__JOB__: Return all lines that include the string "楼观岳阳尽".

__SUPPLIED RECORDS__:
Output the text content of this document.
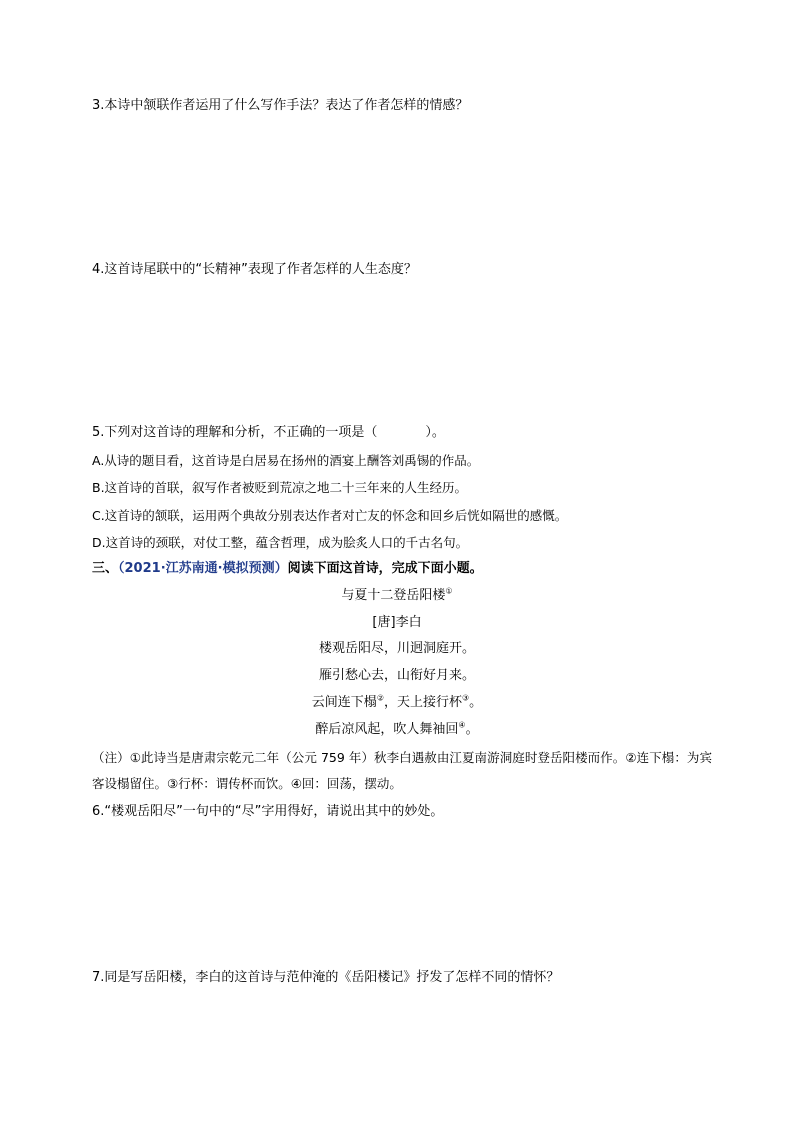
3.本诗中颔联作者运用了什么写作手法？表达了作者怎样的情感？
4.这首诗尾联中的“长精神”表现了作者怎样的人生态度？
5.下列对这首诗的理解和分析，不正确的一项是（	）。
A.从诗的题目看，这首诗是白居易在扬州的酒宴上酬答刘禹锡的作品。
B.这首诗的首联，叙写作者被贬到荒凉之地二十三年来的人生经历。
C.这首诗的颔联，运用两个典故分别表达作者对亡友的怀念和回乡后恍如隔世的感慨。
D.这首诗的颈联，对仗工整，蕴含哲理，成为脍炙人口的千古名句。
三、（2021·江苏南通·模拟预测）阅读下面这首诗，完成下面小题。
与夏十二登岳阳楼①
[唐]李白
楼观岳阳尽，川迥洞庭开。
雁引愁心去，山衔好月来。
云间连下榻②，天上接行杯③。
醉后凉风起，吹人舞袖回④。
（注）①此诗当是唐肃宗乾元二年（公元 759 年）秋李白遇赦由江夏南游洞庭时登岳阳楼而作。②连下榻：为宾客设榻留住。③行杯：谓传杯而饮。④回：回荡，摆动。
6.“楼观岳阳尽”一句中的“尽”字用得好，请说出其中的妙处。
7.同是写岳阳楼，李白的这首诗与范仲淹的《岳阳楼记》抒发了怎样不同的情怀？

==

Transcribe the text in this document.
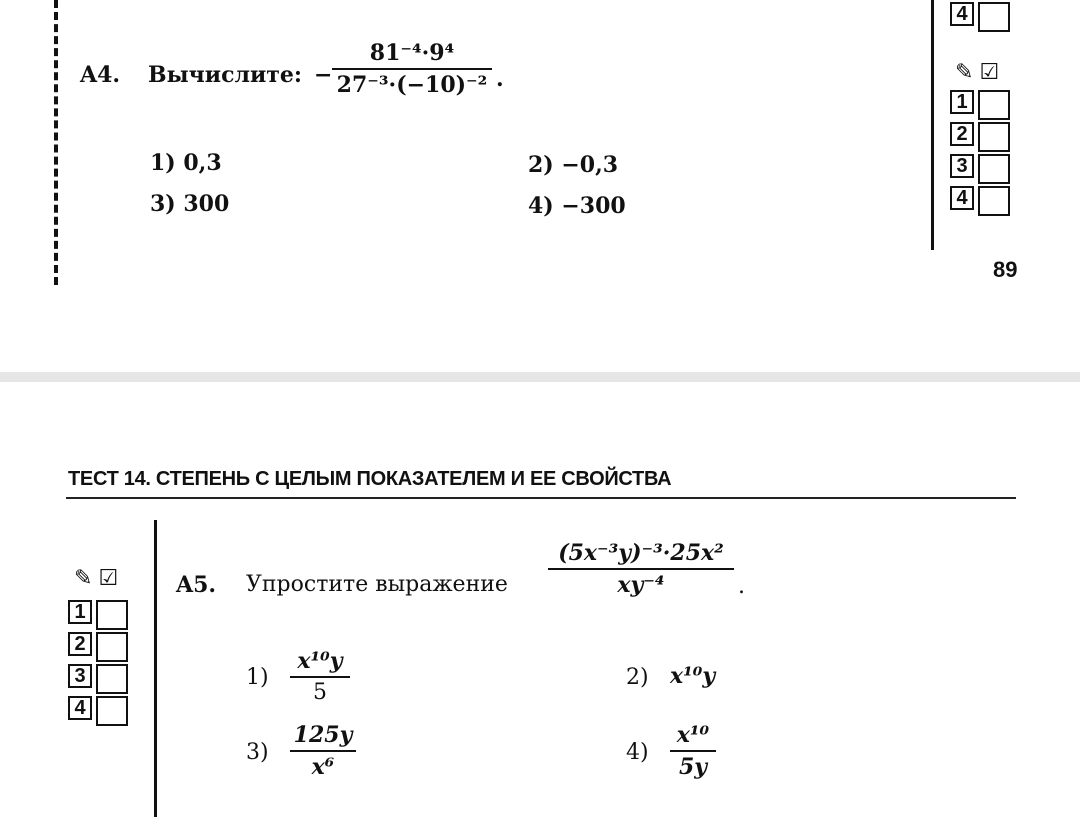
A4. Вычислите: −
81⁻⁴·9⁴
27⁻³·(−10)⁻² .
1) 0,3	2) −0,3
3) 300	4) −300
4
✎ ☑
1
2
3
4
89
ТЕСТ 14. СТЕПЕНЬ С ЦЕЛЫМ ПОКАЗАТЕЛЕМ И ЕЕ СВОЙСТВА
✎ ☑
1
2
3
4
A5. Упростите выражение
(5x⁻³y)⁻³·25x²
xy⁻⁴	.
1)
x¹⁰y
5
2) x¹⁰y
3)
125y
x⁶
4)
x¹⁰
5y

__CORRECT RESULT__:
楼观岳阳尽，川迥洞庭开。
6.“楼观岳阳尽”一句中的“尽”字用得好，请说出其中的妙处。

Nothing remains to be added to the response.